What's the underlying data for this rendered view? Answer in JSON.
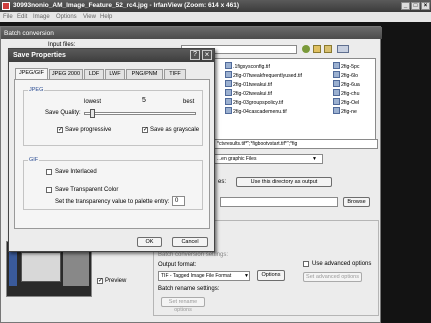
{
  "window": {
    "title": "30993nonio_AM_Image_Feature_52_rc4.jpg - IrfanView (Zoom: 614 x 461)",
    "menu": [
      "File",
      "Edit",
      "Image",
      "Options",
      "View",
      "Help"
    ],
    "controls": {
      "minimize": "_",
      "maximize": "□",
      "close": "×"
    }
  },
  "batch": {
    "title": "Batch conversion",
    "input_files_label": "Input files:",
    "files": [
      ".1figsysconfig.tif",
      "2fig-07tweakfrequentlyused.tif",
      "2fig-01tweakui.tif",
      "2fig-02tweakui.tif",
      "2fig-03groupspolicy.tif",
      "2fig-04cascademenu.tif"
    ],
    "files_right": [
      "2fig-5pc",
      "2fig-6lo",
      "2fig-6ua",
      "2fig-chu",
      "2fig-Oel",
      "2fig-ne"
    ],
    "filter_value": "*ctvresults.tif*\";*figbootvstart.tif*\";*fig",
    "filetype_value": "...en graphic Files",
    "use_dir_label": "Use this directory as output",
    "es_label": "es:",
    "browse_label": "Browse",
    "conversion_settings_label": "Batch conversion settings:",
    "output_format_label": "Output format:",
    "output_format_value": "TIF - Tagged Image File Format",
    "options_label": "Options",
    "use_advanced_label": "Use advanced options",
    "set_advanced_label": "Set advanced options",
    "rename_settings_label": "Batch rename settings:",
    "set_rename_label": "Set rename options",
    "preview_label": "Preview",
    "preview_checked": true
  },
  "save": {
    "title": "Save Properties",
    "help": "?",
    "close": "×",
    "tabs": [
      "JPEG/GIF",
      "JPEG 2000",
      "LDF",
      "LWF",
      "PNG/PNM",
      "TIFF"
    ],
    "active_tab": 0,
    "jpeg_group": "JPEG",
    "lowest_label": "lowest",
    "best_label": "best",
    "quality_value": "5",
    "quality_fraction": 0.05,
    "save_quality_label": "Save Quality:",
    "progressive_label": "Save progressive",
    "progressive_checked": true,
    "grayscale_label": "Save as grayscale",
    "grayscale_checked": true,
    "gif_group": "GIF",
    "interlaced_label": "Save Interlaced",
    "interlaced_checked": false,
    "transparent_label": "Save Transparent Color",
    "transparent_checked": false,
    "palette_label": "Set the transparency value to palette entry:",
    "palette_value": "0",
    "ok_label": "OK",
    "cancel_label": "Cancel"
  }
}
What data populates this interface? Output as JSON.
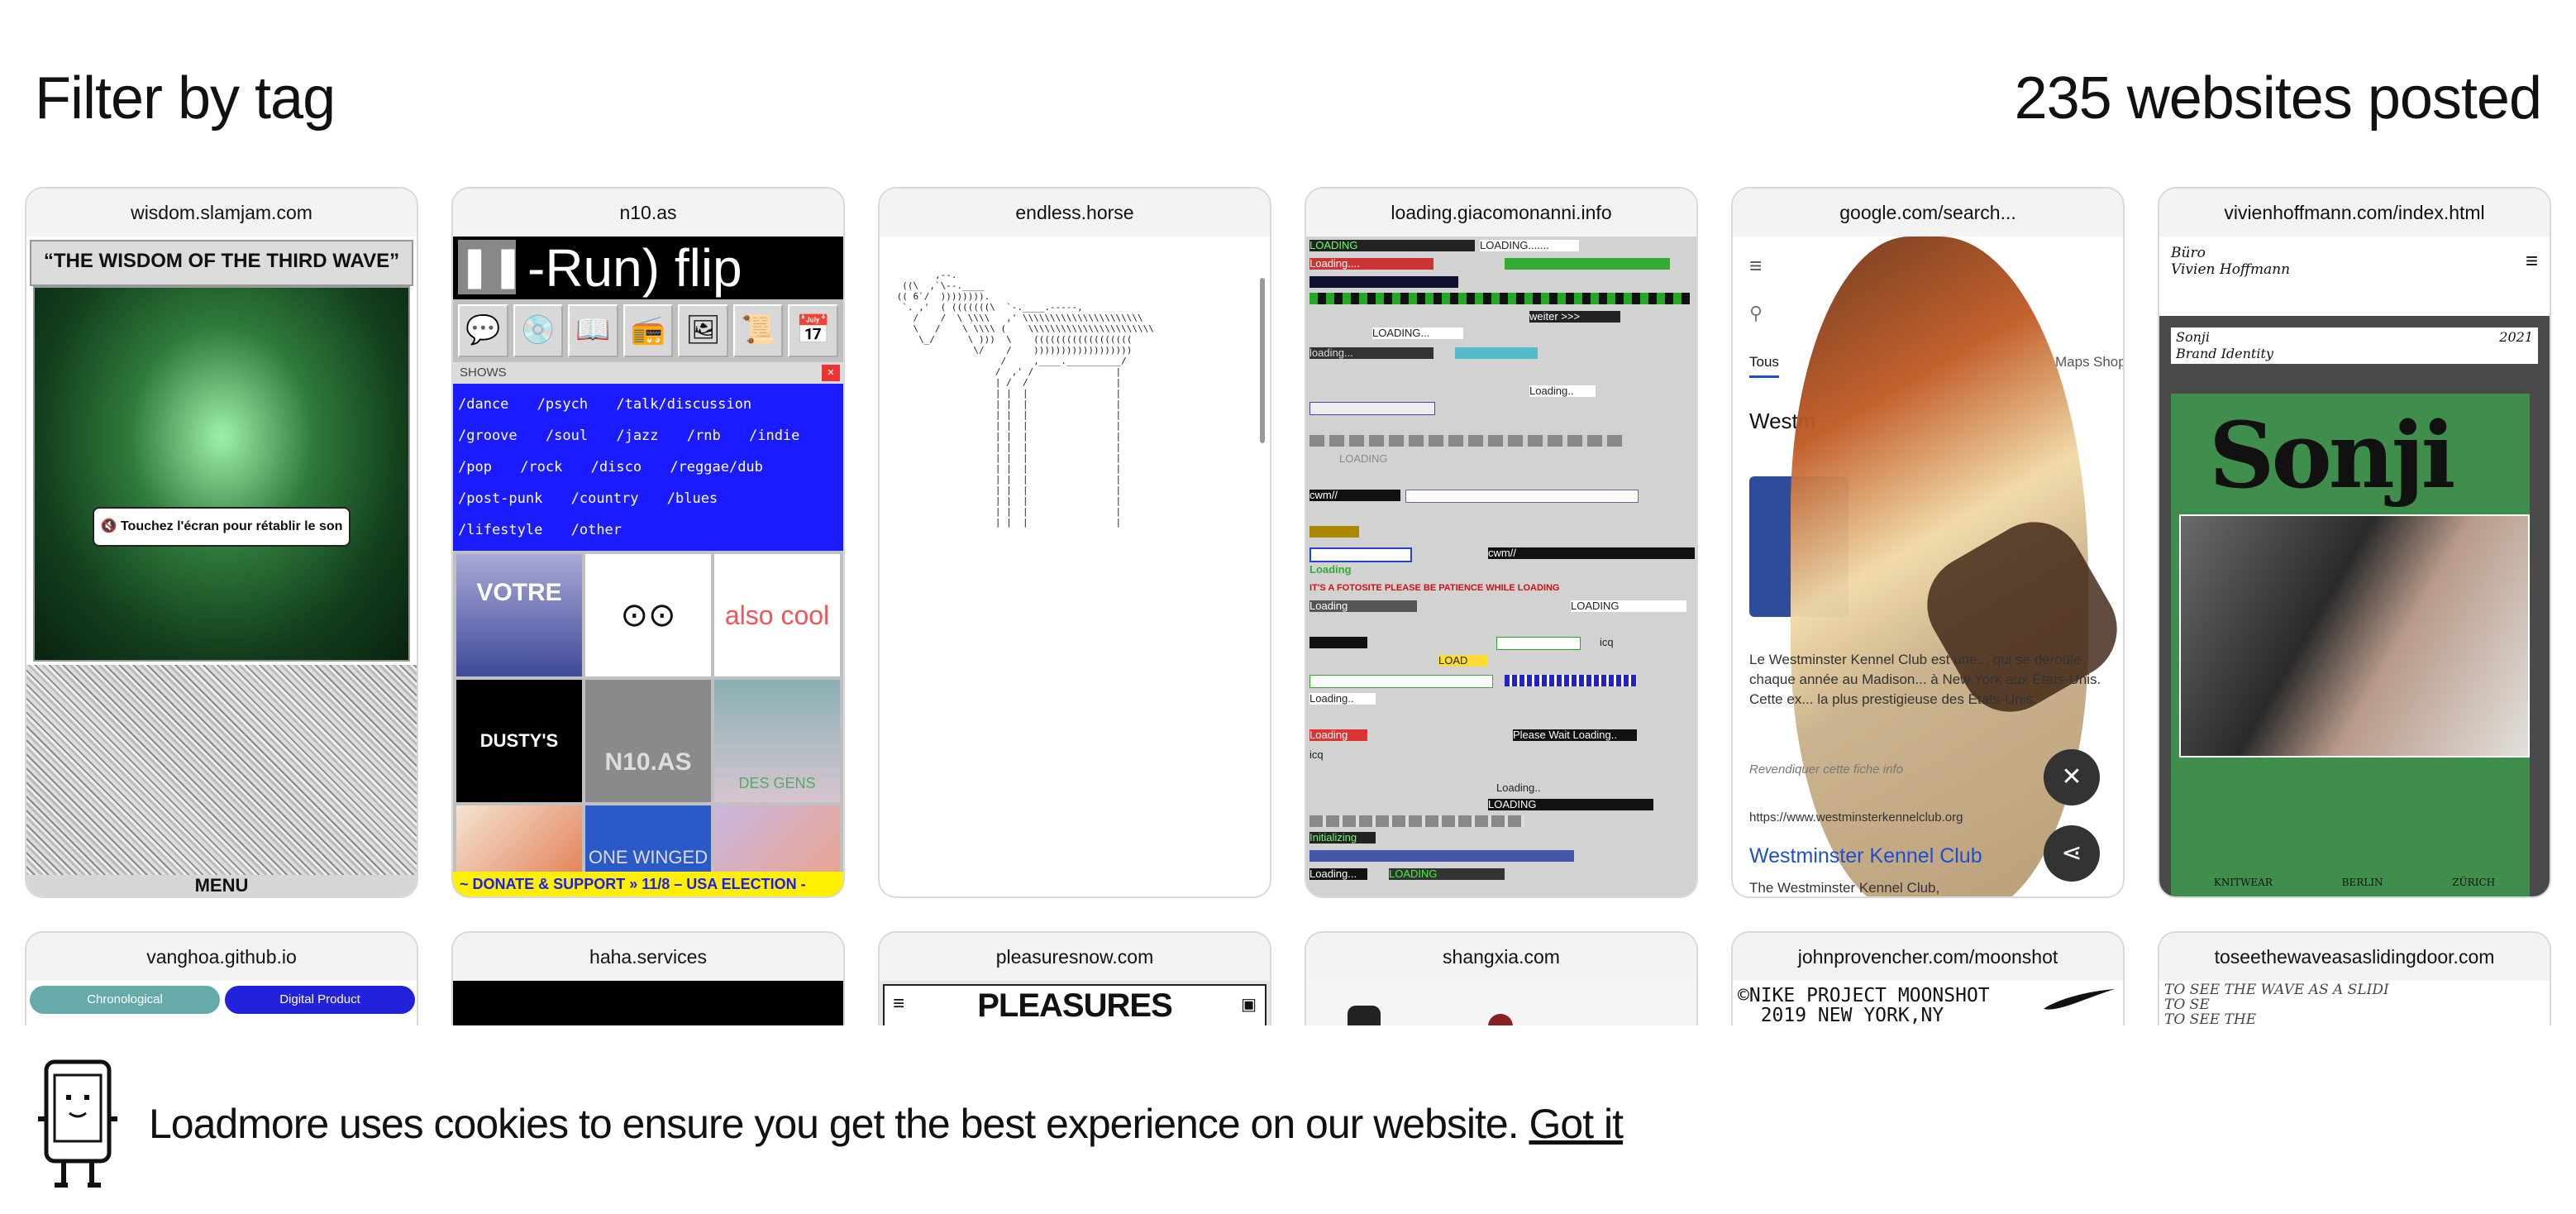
{
  "header": {
    "filter_label": "Filter by tag",
    "count_label": "235 websites posted"
  },
  "cards": [
    {
      "title": "wisdom.slamjam.com",
      "heading": "“THE WISDOM OF THE THIRD WAVE”",
      "button": "Touchez l'écran pour rétablir le son",
      "menu": "MENU"
    },
    {
      "title": "n10.as",
      "marquee": "-Run)    flip",
      "panel": "SHOWS",
      "tags": [
        "/dance",
        "/psych",
        "/talk/discussion",
        "/groove",
        "/soul",
        "/jazz",
        "/rnb",
        "/indie",
        "/pop",
        "/rock",
        "/disco",
        "/reggae/dub",
        "/post-punk",
        "/country",
        "/blues",
        "/lifestyle",
        "/other"
      ],
      "thumb_texts": [
        "VOTRE",
        "",
        "also cool",
        "DUSTY'S DIARIES",
        "N10.AS",
        "DES GENS",
        "",
        "ONE WINGED ANGEL",
        ""
      ],
      "footer": "~ DONATE & SUPPORT   »   11/8 – USA ELECTION -"
    },
    {
      "title": "endless.horse"
    },
    {
      "title": "loading.giacomonanni.info",
      "snippets": [
        "LOADING",
        "LOADING.......",
        "Loading....",
        "weiter >>>",
        "LOADING...",
        "loading...",
        "Loading..",
        "LOADING",
        "cwm//",
        "Loading",
        "IT'S A FOTOSITE PLEASE BE PATIENCE WHILE LOADING",
        "Please Wait Loading..",
        "Loading..",
        "Initializing",
        "Loading...",
        "LOADING",
        "icq",
        "LOAD"
      ]
    },
    {
      "title": "google.com/search...",
      "tabs": [
        "Tous",
        "Maps",
        "Shop"
      ],
      "result_heading": "Westm",
      "snippet": "Le Westminster Kennel Club est une... qui se déroule chaque année au Madison... à New York aux États-Unis. Cette ex... la plus prestigieuse des États-Unis.",
      "claim": "Revendiquer cette fiche info",
      "url": "https://www.westminsterkennelclub.org",
      "link": "Westminster Kennel Club",
      "sub": "The Westminster Kennel Club,"
    },
    {
      "title": "vivienhoffmann.com/index.html",
      "studio": "Büro\nVivien Hoffmann",
      "project": "Sonji\nBrand Identity",
      "year": "2021",
      "logo": "Sonji",
      "footer": [
        "KNITWEAR",
        "BERLIN",
        "ZÜRICH"
      ]
    }
  ],
  "row2": [
    {
      "title": "vanghoa.github.io",
      "buttons": [
        "Chronological",
        "Digital Product"
      ]
    },
    {
      "title": "haha.services"
    },
    {
      "title": "pleasuresnow.com",
      "heading": "PLEASURES"
    },
    {
      "title": "shangxia.com"
    },
    {
      "title": "johnprovencher.com/moonshot",
      "text": "©NIKE PROJECT MOONSHOT\n  2019 NEW YORK,NY"
    },
    {
      "title": "toseethewaveasaslidingdoor.com",
      "text": "TO SEE THE WAVE AS A SLIDI\nTO SE\nTO SEE THE"
    }
  ],
  "cookie": {
    "text": "Loadmore uses cookies to ensure you get the best experience on our website.",
    "action": "Got it"
  }
}
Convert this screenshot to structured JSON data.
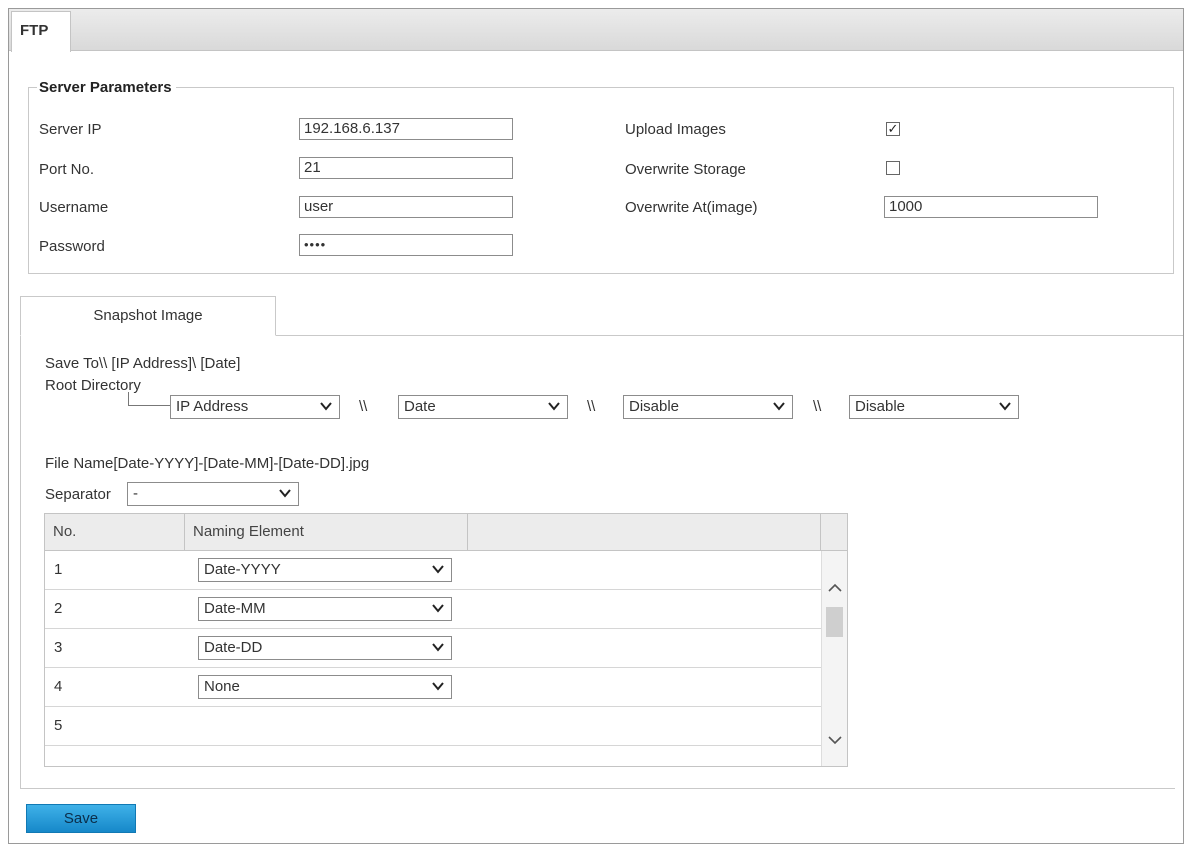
{
  "tabs": {
    "ftp": "FTP"
  },
  "server": {
    "title": "Server Parameters",
    "server_ip_label": "Server IP",
    "server_ip_value": "192.168.6.137",
    "port_label": "Port No.",
    "port_value": "21",
    "username_label": "Username",
    "username_value": "user",
    "password_label": "Password",
    "password_value": "••••",
    "upload_images_label": "Upload Images",
    "upload_images_checked": true,
    "upload_images_mark": "✓",
    "overwrite_storage_label": "Overwrite Storage",
    "overwrite_storage_checked": false,
    "overwrite_at_label": "Overwrite At(image)",
    "overwrite_at_value": "1000"
  },
  "snapshot": {
    "tab_label": "Snapshot Image",
    "save_to_text": "Save To\\\\ [IP Address]\\ [Date]",
    "root_directory_label": "Root Directory",
    "path_separator": "\\\\",
    "dir_selects": [
      "IP Address",
      "Date",
      "Disable",
      "Disable"
    ],
    "file_name_text": "File Name[Date-YYYY]-[Date-MM]-[Date-DD].jpg",
    "separator_label": "Separator",
    "separator_value": "-"
  },
  "table": {
    "headers": [
      "No.",
      "Naming Element"
    ],
    "rows": [
      {
        "no": "1",
        "element": "Date-YYYY"
      },
      {
        "no": "2",
        "element": "Date-MM"
      },
      {
        "no": "3",
        "element": "Date-DD"
      },
      {
        "no": "4",
        "element": "None"
      },
      {
        "no": "5",
        "element": ""
      }
    ]
  },
  "actions": {
    "save_label": "Save"
  },
  "colors": {
    "save_button": "#1e95d6",
    "tab_bar": "#dedede",
    "border": "#c9c9c9"
  },
  "icons": {
    "dropdown": "chevron-down-icon",
    "scroll_up": "chevron-up-icon",
    "scroll_down": "chevron-down-icon"
  }
}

::::::::::

**PROMPT**
Pull out all lines from the listing that contain the string "down".

**WRITTEN RESPONSE**
    "dropdown": "chevron-down-icon",
    "scroll_down": "chevron-down-icon"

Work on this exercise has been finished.